** To be done **
Write out the full listing exactly as given, minus the images.

## BEGIN Listed entries

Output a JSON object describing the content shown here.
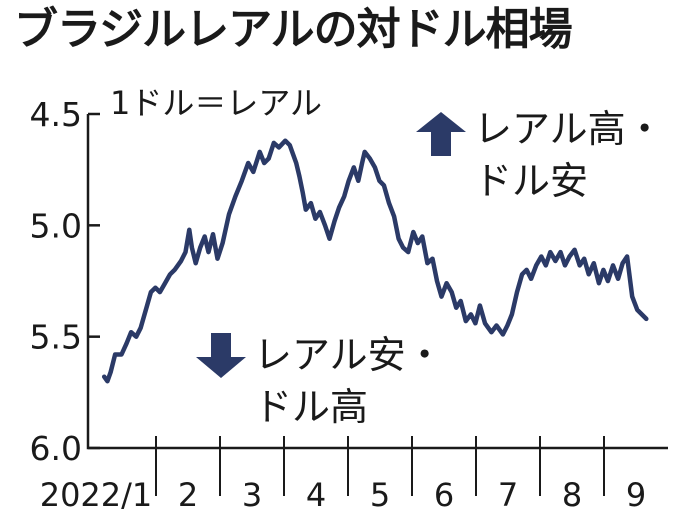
{
  "title": "ブラジルレアルの対ドル相場",
  "unit_note": "1ドル＝レアル",
  "callouts": [
    {
      "lines": [
        "レアル高・",
        "ドル安"
      ],
      "arrow": "up"
    },
    {
      "lines": [
        "レアル安・",
        "ドル高"
      ],
      "arrow": "down"
    }
  ],
  "colors": {
    "line": "#2b3a67",
    "arrow": "#2b3a67",
    "axis": "#1a1a1a"
  },
  "chart_data": {
    "type": "line",
    "title": "ブラジルレアルの対ドル相場",
    "y_axis": {
      "ticks": [
        4.5,
        5.0,
        5.5,
        6.0
      ],
      "tick_labels": [
        "4.5",
        "5.0",
        "5.5",
        "6.0"
      ],
      "range": [
        4.5,
        6.0
      ],
      "inverted": true
    },
    "x_axis": {
      "ticks": [
        "2022/1",
        "2",
        "3",
        "4",
        "5",
        "6",
        "7",
        "8",
        "9"
      ]
    },
    "grid": false,
    "series": [
      {
        "values": [
          [
            0.05,
            5.68
          ],
          [
            0.1,
            5.7
          ],
          [
            0.15,
            5.66
          ],
          [
            0.22,
            5.58
          ],
          [
            0.32,
            5.58
          ],
          [
            0.4,
            5.53
          ],
          [
            0.47,
            5.48
          ],
          [
            0.55,
            5.5
          ],
          [
            0.62,
            5.46
          ],
          [
            0.72,
            5.36
          ],
          [
            0.78,
            5.3
          ],
          [
            0.85,
            5.28
          ],
          [
            0.92,
            5.3
          ],
          [
            1.0,
            5.26
          ],
          [
            1.08,
            5.22
          ],
          [
            1.15,
            5.2
          ],
          [
            1.25,
            5.16
          ],
          [
            1.32,
            5.12
          ],
          [
            1.38,
            5.02
          ],
          [
            1.42,
            5.1
          ],
          [
            1.48,
            5.17
          ],
          [
            1.55,
            5.1
          ],
          [
            1.62,
            5.05
          ],
          [
            1.68,
            5.12
          ],
          [
            1.75,
            5.04
          ],
          [
            1.82,
            5.15
          ],
          [
            1.9,
            5.08
          ],
          [
            2.0,
            4.95
          ],
          [
            2.1,
            4.87
          ],
          [
            2.2,
            4.8
          ],
          [
            2.3,
            4.72
          ],
          [
            2.38,
            4.76
          ],
          [
            2.48,
            4.67
          ],
          [
            2.55,
            4.72
          ],
          [
            2.62,
            4.7
          ],
          [
            2.7,
            4.63
          ],
          [
            2.78,
            4.65
          ],
          [
            2.88,
            4.62
          ],
          [
            2.95,
            4.64
          ],
          [
            3.0,
            4.68
          ],
          [
            3.05,
            4.72
          ],
          [
            3.1,
            4.78
          ],
          [
            3.15,
            4.85
          ],
          [
            3.2,
            4.93
          ],
          [
            3.28,
            4.9
          ],
          [
            3.35,
            4.97
          ],
          [
            3.42,
            4.94
          ],
          [
            3.5,
            5.0
          ],
          [
            3.57,
            5.06
          ],
          [
            3.65,
            4.98
          ],
          [
            3.72,
            4.92
          ],
          [
            3.8,
            4.87
          ],
          [
            3.87,
            4.8
          ],
          [
            3.95,
            4.74
          ],
          [
            4.02,
            4.8
          ],
          [
            4.08,
            4.72
          ],
          [
            4.12,
            4.67
          ],
          [
            4.2,
            4.7
          ],
          [
            4.28,
            4.74
          ],
          [
            4.35,
            4.8
          ],
          [
            4.42,
            4.82
          ],
          [
            4.5,
            4.9
          ],
          [
            4.58,
            4.96
          ],
          [
            4.65,
            5.06
          ],
          [
            4.72,
            5.1
          ],
          [
            4.8,
            5.12
          ],
          [
            4.88,
            5.03
          ],
          [
            4.95,
            5.08
          ],
          [
            5.02,
            5.05
          ],
          [
            5.1,
            5.17
          ],
          [
            5.18,
            5.15
          ],
          [
            5.25,
            5.25
          ],
          [
            5.32,
            5.32
          ],
          [
            5.4,
            5.26
          ],
          [
            5.48,
            5.3
          ],
          [
            5.55,
            5.37
          ],
          [
            5.62,
            5.34
          ],
          [
            5.7,
            5.43
          ],
          [
            5.78,
            5.4
          ],
          [
            5.85,
            5.44
          ],
          [
            5.92,
            5.36
          ],
          [
            6.0,
            5.44
          ],
          [
            6.1,
            5.48
          ],
          [
            6.18,
            5.45
          ],
          [
            6.28,
            5.49
          ],
          [
            6.35,
            5.45
          ],
          [
            6.42,
            5.4
          ],
          [
            6.5,
            5.3
          ],
          [
            6.58,
            5.22
          ],
          [
            6.65,
            5.2
          ],
          [
            6.72,
            5.24
          ],
          [
            6.8,
            5.18
          ],
          [
            6.88,
            5.14
          ],
          [
            6.95,
            5.18
          ],
          [
            7.02,
            5.12
          ],
          [
            7.1,
            5.16
          ],
          [
            7.18,
            5.12
          ],
          [
            7.25,
            5.18
          ],
          [
            7.32,
            5.14
          ],
          [
            7.4,
            5.11
          ],
          [
            7.48,
            5.18
          ],
          [
            7.55,
            5.15
          ],
          [
            7.62,
            5.22
          ],
          [
            7.7,
            5.17
          ],
          [
            7.78,
            5.26
          ],
          [
            7.85,
            5.2
          ],
          [
            7.92,
            5.25
          ],
          [
            8.0,
            5.18
          ],
          [
            8.08,
            5.24
          ],
          [
            8.15,
            5.17
          ],
          [
            8.22,
            5.14
          ],
          [
            8.3,
            5.32
          ],
          [
            8.38,
            5.38
          ],
          [
            8.45,
            5.4
          ],
          [
            8.52,
            5.42
          ]
        ]
      }
    ]
  }
}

## END Listed entries

** Finished task **
Output a JSON object describing the content shown here.
{
  "title": "ブラジルレアルの対ドル相場",
  "unit_note": "1ドル＝レアル",
  "callouts": [
    {
      "lines": [
        "レアル高・",
        "ドル安"
      ],
      "arrow": "up"
    },
    {
      "lines": [
        "レアル安・",
        "ドル高"
      ],
      "arrow": "down"
    }
  ],
  "colors": {
    "line": "#2b3a67",
    "arrow": "#2b3a67",
    "axis": "#1a1a1a"
  },
  "chart_data": {
    "type": "line",
    "title": "ブラジルレアルの対ドル相場",
    "y_axis": {
      "ticks": [
        4.5,
        5.0,
        5.5,
        6.0
      ],
      "tick_labels": [
        "4.5",
        "5.0",
        "5.5",
        "6.0"
      ],
      "range": [
        4.5,
        6.0
      ],
      "inverted": true
    },
    "x_axis": {
      "ticks": [
        "2022/1",
        "2",
        "3",
        "4",
        "5",
        "6",
        "7",
        "8",
        "9"
      ]
    },
    "grid": false,
    "series": [
      {
        "values": [
          [
            0.05,
            5.68
          ],
          [
            0.1,
            5.7
          ],
          [
            0.15,
            5.66
          ],
          [
            0.22,
            5.58
          ],
          [
            0.32,
            5.58
          ],
          [
            0.4,
            5.53
          ],
          [
            0.47,
            5.48
          ],
          [
            0.55,
            5.5
          ],
          [
            0.62,
            5.46
          ],
          [
            0.72,
            5.36
          ],
          [
            0.78,
            5.3
          ],
          [
            0.85,
            5.28
          ],
          [
            0.92,
            5.3
          ],
          [
            1.0,
            5.26
          ],
          [
            1.08,
            5.22
          ],
          [
            1.15,
            5.2
          ],
          [
            1.25,
            5.16
          ],
          [
            1.32,
            5.12
          ],
          [
            1.38,
            5.02
          ],
          [
            1.42,
            5.1
          ],
          [
            1.48,
            5.17
          ],
          [
            1.55,
            5.1
          ],
          [
            1.62,
            5.05
          ],
          [
            1.68,
            5.12
          ],
          [
            1.75,
            5.04
          ],
          [
            1.82,
            5.15
          ],
          [
            1.9,
            5.08
          ],
          [
            2.0,
            4.95
          ],
          [
            2.1,
            4.87
          ],
          [
            2.2,
            4.8
          ],
          [
            2.3,
            4.72
          ],
          [
            2.38,
            4.76
          ],
          [
            2.48,
            4.67
          ],
          [
            2.55,
            4.72
          ],
          [
            2.62,
            4.7
          ],
          [
            2.7,
            4.63
          ],
          [
            2.78,
            4.65
          ],
          [
            2.88,
            4.62
          ],
          [
            2.95,
            4.64
          ],
          [
            3.0,
            4.68
          ],
          [
            3.05,
            4.72
          ],
          [
            3.1,
            4.78
          ],
          [
            3.15,
            4.85
          ],
          [
            3.2,
            4.93
          ],
          [
            3.28,
            4.9
          ],
          [
            3.35,
            4.97
          ],
          [
            3.42,
            4.94
          ],
          [
            3.5,
            5.0
          ],
          [
            3.57,
            5.06
          ],
          [
            3.65,
            4.98
          ],
          [
            3.72,
            4.92
          ],
          [
            3.8,
            4.87
          ],
          [
            3.87,
            4.8
          ],
          [
            3.95,
            4.74
          ],
          [
            4.02,
            4.8
          ],
          [
            4.08,
            4.72
          ],
          [
            4.12,
            4.67
          ],
          [
            4.2,
            4.7
          ],
          [
            4.28,
            4.74
          ],
          [
            4.35,
            4.8
          ],
          [
            4.42,
            4.82
          ],
          [
            4.5,
            4.9
          ],
          [
            4.58,
            4.96
          ],
          [
            4.65,
            5.06
          ],
          [
            4.72,
            5.1
          ],
          [
            4.8,
            5.12
          ],
          [
            4.88,
            5.03
          ],
          [
            4.95,
            5.08
          ],
          [
            5.02,
            5.05
          ],
          [
            5.1,
            5.17
          ],
          [
            5.18,
            5.15
          ],
          [
            5.25,
            5.25
          ],
          [
            5.32,
            5.32
          ],
          [
            5.4,
            5.26
          ],
          [
            5.48,
            5.3
          ],
          [
            5.55,
            5.37
          ],
          [
            5.62,
            5.34
          ],
          [
            5.7,
            5.43
          ],
          [
            5.78,
            5.4
          ],
          [
            5.85,
            5.44
          ],
          [
            5.92,
            5.36
          ],
          [
            6.0,
            5.44
          ],
          [
            6.1,
            5.48
          ],
          [
            6.18,
            5.45
          ],
          [
            6.28,
            5.49
          ],
          [
            6.35,
            5.45
          ],
          [
            6.42,
            5.4
          ],
          [
            6.5,
            5.3
          ],
          [
            6.58,
            5.22
          ],
          [
            6.65,
            5.2
          ],
          [
            6.72,
            5.24
          ],
          [
            6.8,
            5.18
          ],
          [
            6.88,
            5.14
          ],
          [
            6.95,
            5.18
          ],
          [
            7.02,
            5.12
          ],
          [
            7.1,
            5.16
          ],
          [
            7.18,
            5.12
          ],
          [
            7.25,
            5.18
          ],
          [
            7.32,
            5.14
          ],
          [
            7.4,
            5.11
          ],
          [
            7.48,
            5.18
          ],
          [
            7.55,
            5.15
          ],
          [
            7.62,
            5.22
          ],
          [
            7.7,
            5.17
          ],
          [
            7.78,
            5.26
          ],
          [
            7.85,
            5.2
          ],
          [
            7.92,
            5.25
          ],
          [
            8.0,
            5.18
          ],
          [
            8.08,
            5.24
          ],
          [
            8.15,
            5.17
          ],
          [
            8.22,
            5.14
          ],
          [
            8.3,
            5.32
          ],
          [
            8.38,
            5.38
          ],
          [
            8.45,
            5.4
          ],
          [
            8.52,
            5.42
          ]
        ]
      }
    ]
  }
}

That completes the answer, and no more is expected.